> _Prompt_
Repeat the material exactly as it appears.

--- start of Supplied records ---

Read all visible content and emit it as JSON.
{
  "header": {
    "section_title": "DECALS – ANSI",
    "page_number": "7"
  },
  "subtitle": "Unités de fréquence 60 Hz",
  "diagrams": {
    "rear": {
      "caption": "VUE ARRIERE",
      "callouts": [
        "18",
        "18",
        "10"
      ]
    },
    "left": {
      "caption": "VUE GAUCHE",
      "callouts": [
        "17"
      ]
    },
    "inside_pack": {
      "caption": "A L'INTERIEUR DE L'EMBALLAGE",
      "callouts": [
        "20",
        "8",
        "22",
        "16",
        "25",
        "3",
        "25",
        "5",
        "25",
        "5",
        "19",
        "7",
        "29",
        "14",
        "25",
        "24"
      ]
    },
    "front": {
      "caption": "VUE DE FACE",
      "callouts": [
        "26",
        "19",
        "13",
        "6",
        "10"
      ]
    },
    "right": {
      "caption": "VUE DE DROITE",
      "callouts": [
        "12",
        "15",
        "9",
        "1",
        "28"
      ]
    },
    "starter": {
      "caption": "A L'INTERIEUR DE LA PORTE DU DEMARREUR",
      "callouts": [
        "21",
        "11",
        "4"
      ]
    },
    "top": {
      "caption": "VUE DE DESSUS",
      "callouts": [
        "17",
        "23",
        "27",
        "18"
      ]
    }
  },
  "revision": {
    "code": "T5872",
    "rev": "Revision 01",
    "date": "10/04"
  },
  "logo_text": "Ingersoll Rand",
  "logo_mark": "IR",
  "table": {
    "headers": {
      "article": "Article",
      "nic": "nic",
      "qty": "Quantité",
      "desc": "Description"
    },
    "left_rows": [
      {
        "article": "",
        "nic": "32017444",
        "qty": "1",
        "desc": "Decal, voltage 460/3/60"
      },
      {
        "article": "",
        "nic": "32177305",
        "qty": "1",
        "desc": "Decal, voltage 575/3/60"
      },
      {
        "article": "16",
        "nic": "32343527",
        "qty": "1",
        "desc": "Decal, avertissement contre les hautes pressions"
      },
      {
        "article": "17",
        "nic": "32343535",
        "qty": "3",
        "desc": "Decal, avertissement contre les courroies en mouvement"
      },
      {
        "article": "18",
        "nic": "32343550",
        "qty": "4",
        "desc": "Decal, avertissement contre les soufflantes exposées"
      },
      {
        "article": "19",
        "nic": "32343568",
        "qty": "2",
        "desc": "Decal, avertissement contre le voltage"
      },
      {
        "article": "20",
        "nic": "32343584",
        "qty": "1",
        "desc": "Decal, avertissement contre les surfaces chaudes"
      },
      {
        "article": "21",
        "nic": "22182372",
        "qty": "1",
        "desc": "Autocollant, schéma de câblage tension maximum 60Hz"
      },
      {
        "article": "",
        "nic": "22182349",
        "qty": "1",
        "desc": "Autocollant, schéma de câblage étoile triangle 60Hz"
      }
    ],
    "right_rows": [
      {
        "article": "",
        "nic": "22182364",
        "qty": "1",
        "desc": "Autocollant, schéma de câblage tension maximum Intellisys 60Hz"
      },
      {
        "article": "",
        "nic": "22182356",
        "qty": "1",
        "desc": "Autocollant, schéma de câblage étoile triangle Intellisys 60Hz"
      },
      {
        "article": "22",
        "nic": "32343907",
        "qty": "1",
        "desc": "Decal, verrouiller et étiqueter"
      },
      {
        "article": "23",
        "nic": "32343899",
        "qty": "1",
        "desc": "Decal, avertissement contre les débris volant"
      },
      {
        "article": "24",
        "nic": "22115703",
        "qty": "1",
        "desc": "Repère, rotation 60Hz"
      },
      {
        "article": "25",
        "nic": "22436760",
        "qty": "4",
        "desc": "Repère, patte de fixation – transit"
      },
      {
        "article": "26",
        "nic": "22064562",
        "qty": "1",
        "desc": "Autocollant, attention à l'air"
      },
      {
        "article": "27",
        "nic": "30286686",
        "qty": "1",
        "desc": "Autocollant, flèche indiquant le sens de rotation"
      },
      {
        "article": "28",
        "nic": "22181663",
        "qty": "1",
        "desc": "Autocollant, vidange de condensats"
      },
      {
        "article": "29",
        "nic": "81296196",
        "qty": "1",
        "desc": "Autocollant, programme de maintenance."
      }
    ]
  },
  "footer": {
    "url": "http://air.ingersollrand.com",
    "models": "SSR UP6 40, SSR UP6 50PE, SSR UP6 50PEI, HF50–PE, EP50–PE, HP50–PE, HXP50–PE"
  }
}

--- end of Supplied records ---

> _Solved exercise_
Read all visible content and emit it as JSON.
{
  "header": {
    "section_title": "DECALS – ANSI",
    "page_number": "7"
  },
  "subtitle": "Unités de fréquence 60 Hz",
  "diagrams": {
    "rear": {
      "caption": "VUE ARRIERE",
      "callouts": [
        "18",
        "18",
        "10"
      ]
    },
    "left": {
      "caption": "VUE GAUCHE",
      "callouts": [
        "17"
      ]
    },
    "inside_pack": {
      "caption": "A L'INTERIEUR DE L'EMBALLAGE",
      "callouts": [
        "20",
        "8",
        "22",
        "16",
        "25",
        "3",
        "25",
        "5",
        "25",
        "5",
        "19",
        "7",
        "29",
        "14",
        "25",
        "24"
      ]
    },
    "front": {
      "caption": "VUE DE FACE",
      "callouts": [
        "26",
        "19",
        "13",
        "6",
        "10"
      ]
    },
    "right": {
      "caption": "VUE DE DROITE",
      "callouts": [
        "12",
        "15",
        "9",
        "1",
        "28"
      ]
    },
    "starter": {
      "caption": "A L'INTERIEUR DE LA PORTE DU DEMARREUR",
      "callouts": [
        "21",
        "11",
        "4"
      ]
    },
    "top": {
      "caption": "VUE DE DESSUS",
      "callouts": [
        "17",
        "23",
        "27",
        "18"
      ]
    }
  },
  "revision": {
    "code": "T5872",
    "rev": "Revision 01",
    "date": "10/04"
  },
  "logo_text": "Ingersoll Rand",
  "logo_mark": "IR",
  "table": {
    "headers": {
      "article": "Article",
      "nic": "nic",
      "qty": "Quantité",
      "desc": "Description"
    },
    "left_rows": [
      {
        "article": "",
        "nic": "32017444",
        "qty": "1",
        "desc": "Decal, voltage 460/3/60"
      },
      {
        "article": "",
        "nic": "32177305",
        "qty": "1",
        "desc": "Decal, voltage 575/3/60"
      },
      {
        "article": "16",
        "nic": "32343527",
        "qty": "1",
        "desc": "Decal, avertissement contre les hautes pressions"
      },
      {
        "article": "17",
        "nic": "32343535",
        "qty": "3",
        "desc": "Decal, avertissement contre les courroies en mouvement"
      },
      {
        "article": "18",
        "nic": "32343550",
        "qty": "4",
        "desc": "Decal, avertissement contre les soufflantes exposées"
      },
      {
        "article": "19",
        "nic": "32343568",
        "qty": "2",
        "desc": "Decal, avertissement contre le voltage"
      },
      {
        "article": "20",
        "nic": "32343584",
        "qty": "1",
        "desc": "Decal, avertissement contre les surfaces chaudes"
      },
      {
        "article": "21",
        "nic": "22182372",
        "qty": "1",
        "desc": "Autocollant, schéma de câblage tension maximum 60Hz"
      },
      {
        "article": "",
        "nic": "22182349",
        "qty": "1",
        "desc": "Autocollant, schéma de câblage étoile triangle 60Hz"
      }
    ],
    "right_rows": [
      {
        "article": "",
        "nic": "22182364",
        "qty": "1",
        "desc": "Autocollant, schéma de câblage tension maximum Intellisys 60Hz"
      },
      {
        "article": "",
        "nic": "22182356",
        "qty": "1",
        "desc": "Autocollant, schéma de câblage étoile triangle Intellisys 60Hz"
      },
      {
        "article": "22",
        "nic": "32343907",
        "qty": "1",
        "desc": "Decal, verrouiller et étiqueter"
      },
      {
        "article": "23",
        "nic": "32343899",
        "qty": "1",
        "desc": "Decal, avertissement contre les débris volant"
      },
      {
        "article": "24",
        "nic": "22115703",
        "qty": "1",
        "desc": "Repère, rotation 60Hz"
      },
      {
        "article": "25",
        "nic": "22436760",
        "qty": "4",
        "desc": "Repère, patte de fixation – transit"
      },
      {
        "article": "26",
        "nic": "22064562",
        "qty": "1",
        "desc": "Autocollant, attention à l'air"
      },
      {
        "article": "27",
        "nic": "30286686",
        "qty": "1",
        "desc": "Autocollant, flèche indiquant le sens de rotation"
      },
      {
        "article": "28",
        "nic": "22181663",
        "qty": "1",
        "desc": "Autocollant, vidange de condensats"
      },
      {
        "article": "29",
        "nic": "81296196",
        "qty": "1",
        "desc": "Autocollant, programme de maintenance."
      }
    ]
  },
  "footer": {
    "url": "http://air.ingersollrand.com",
    "models": "SSR UP6 40, SSR UP6 50PE, SSR UP6 50PEI, HF50–PE, EP50–PE, HP50–PE, HXP50–PE"
  }
}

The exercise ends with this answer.